## [Quoted passage]
....
How about trying a simple matchTemplate approach. I used this template image:
And, it detected the 3 out of 3 of the sun images I tried:
This should work due to the fact that circles (in your case the sun) are rotationally invariant, and since you are so far away from the sun it should be roughly scale invariant as well. So, template matching will work quite nicely here.
Finally, here is the code that I used to do this:
#include <opencv2/core/core.hpp>
#include <opencv2/highgui/highgui.hpp>
#include <opencv2/imgproc/imgproc.hpp>
#include <iostream>
using namespace cv;
using namespace std;
int main(int argc, char* argv[])
....
## [Dataset content]
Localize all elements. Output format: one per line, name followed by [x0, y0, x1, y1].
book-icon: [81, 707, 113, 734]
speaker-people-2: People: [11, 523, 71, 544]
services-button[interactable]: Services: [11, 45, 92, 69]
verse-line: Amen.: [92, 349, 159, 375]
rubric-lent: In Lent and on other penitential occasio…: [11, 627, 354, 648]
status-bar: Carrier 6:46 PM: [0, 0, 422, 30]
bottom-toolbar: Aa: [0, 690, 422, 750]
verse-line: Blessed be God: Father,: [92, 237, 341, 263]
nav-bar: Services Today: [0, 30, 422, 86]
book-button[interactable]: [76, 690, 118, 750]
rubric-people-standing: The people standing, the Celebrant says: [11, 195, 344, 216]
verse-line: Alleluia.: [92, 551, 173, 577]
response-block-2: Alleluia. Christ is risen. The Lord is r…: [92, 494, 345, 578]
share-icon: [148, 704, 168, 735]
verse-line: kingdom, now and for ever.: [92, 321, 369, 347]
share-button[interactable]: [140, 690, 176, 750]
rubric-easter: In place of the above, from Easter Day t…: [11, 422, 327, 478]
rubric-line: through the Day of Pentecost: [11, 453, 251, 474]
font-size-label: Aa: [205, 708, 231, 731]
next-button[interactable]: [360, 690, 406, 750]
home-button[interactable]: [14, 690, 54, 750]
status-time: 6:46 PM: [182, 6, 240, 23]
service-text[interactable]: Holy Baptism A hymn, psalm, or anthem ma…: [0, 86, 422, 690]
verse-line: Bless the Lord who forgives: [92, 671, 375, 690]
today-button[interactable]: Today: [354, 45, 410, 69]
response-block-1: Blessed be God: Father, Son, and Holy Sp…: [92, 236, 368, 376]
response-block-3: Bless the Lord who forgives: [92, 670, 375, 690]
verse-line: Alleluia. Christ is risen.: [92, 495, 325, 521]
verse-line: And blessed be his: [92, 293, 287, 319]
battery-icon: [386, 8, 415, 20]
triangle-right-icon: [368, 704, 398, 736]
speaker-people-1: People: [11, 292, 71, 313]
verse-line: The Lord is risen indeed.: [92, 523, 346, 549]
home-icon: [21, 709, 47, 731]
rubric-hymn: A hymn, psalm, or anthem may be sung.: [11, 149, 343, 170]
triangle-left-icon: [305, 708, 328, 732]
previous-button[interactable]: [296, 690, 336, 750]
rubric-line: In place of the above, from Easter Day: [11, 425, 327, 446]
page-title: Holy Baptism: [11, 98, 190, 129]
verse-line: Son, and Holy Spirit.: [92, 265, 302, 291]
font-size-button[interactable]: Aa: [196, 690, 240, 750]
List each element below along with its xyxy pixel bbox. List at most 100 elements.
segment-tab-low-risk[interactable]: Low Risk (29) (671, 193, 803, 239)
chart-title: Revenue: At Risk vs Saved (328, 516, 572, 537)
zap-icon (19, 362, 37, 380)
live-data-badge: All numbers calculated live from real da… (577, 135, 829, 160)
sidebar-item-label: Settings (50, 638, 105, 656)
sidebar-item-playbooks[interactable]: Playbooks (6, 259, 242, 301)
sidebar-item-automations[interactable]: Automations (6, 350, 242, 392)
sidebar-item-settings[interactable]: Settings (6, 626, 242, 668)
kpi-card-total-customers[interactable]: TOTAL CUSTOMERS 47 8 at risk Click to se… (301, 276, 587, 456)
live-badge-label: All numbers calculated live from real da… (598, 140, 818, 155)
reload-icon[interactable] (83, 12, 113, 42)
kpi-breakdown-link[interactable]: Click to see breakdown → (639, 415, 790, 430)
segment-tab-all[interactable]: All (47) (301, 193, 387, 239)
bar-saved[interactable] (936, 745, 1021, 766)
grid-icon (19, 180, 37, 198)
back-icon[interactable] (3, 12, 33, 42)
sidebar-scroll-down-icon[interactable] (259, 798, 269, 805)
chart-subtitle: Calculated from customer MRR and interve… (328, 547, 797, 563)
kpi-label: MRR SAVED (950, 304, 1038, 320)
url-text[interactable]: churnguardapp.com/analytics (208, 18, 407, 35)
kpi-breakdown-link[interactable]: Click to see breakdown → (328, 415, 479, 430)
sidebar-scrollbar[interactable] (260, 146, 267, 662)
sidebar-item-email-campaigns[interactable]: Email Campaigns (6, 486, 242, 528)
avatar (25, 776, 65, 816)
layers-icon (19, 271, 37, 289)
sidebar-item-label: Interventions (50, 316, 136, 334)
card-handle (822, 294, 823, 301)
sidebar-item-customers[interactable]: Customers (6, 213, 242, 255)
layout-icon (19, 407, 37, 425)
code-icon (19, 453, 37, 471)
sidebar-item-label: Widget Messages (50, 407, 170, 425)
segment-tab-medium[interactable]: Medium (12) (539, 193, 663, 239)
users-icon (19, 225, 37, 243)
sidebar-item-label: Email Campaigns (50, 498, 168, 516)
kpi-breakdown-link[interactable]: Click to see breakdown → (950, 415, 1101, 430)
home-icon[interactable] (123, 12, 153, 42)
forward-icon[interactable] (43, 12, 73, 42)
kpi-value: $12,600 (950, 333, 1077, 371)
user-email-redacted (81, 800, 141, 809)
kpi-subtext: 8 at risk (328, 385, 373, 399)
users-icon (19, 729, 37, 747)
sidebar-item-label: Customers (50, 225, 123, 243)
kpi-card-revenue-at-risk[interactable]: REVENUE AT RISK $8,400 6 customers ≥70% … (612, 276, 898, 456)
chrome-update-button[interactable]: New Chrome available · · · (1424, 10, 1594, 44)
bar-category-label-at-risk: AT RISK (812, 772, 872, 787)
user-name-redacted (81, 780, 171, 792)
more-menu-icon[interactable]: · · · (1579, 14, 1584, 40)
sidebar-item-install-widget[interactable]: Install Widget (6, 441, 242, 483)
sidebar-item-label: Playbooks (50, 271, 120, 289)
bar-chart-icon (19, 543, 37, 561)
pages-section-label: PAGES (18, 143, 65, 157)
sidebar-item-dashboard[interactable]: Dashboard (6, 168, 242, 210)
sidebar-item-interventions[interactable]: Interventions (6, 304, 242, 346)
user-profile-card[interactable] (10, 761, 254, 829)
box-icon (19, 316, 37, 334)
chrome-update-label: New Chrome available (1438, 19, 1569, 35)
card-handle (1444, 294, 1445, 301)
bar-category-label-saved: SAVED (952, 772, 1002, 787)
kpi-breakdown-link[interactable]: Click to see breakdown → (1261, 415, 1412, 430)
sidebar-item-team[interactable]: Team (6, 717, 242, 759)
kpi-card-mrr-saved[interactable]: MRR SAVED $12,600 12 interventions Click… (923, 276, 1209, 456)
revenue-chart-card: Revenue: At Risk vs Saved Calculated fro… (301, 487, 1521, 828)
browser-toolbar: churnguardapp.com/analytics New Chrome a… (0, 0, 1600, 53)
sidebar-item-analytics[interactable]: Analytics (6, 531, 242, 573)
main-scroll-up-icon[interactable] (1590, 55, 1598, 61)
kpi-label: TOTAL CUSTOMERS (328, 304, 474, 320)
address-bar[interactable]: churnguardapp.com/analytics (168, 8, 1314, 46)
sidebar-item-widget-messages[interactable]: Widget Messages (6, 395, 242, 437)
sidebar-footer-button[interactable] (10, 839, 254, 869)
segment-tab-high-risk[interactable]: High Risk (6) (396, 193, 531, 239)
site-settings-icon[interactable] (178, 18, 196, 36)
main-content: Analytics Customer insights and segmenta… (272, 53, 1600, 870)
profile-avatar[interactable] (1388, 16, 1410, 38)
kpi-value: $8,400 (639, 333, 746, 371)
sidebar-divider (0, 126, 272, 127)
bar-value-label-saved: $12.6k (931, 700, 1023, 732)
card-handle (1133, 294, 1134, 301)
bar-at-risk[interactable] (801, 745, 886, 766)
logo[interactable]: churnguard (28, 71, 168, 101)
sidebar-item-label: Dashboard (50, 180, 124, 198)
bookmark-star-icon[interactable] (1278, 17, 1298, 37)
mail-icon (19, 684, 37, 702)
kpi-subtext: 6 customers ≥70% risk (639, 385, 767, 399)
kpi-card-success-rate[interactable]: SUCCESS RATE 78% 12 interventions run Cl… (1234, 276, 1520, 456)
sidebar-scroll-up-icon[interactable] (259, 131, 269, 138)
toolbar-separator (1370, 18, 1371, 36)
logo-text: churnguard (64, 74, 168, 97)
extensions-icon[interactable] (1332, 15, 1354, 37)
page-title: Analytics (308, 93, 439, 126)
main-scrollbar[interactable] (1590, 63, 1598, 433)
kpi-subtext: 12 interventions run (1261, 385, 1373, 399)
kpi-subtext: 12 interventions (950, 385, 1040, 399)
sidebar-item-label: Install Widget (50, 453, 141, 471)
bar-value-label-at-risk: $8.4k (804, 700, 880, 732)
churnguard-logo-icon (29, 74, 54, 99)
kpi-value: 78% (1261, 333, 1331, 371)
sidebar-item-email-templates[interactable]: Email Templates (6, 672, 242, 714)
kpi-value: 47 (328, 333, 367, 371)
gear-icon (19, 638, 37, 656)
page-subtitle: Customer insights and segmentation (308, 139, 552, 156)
....
## [Work request]
Using the sun-detection passage, decide whether each of these statements agrees with it, answering yes or no and quoting the passage's deciding words: (a) the approach found every sun image that was tried; (b) circles are described as changing under rotation; (c) the code includes the OpenCV image-processing header.

## [Task result]
(a) Yes: "it detected the 3 out of 3 of the sun images I tried"
(b) No: "circles (in your case the sun) are rotationally invariant"
(c) Yes: "#include <opencv2/imgproc/imgproc.hpp>"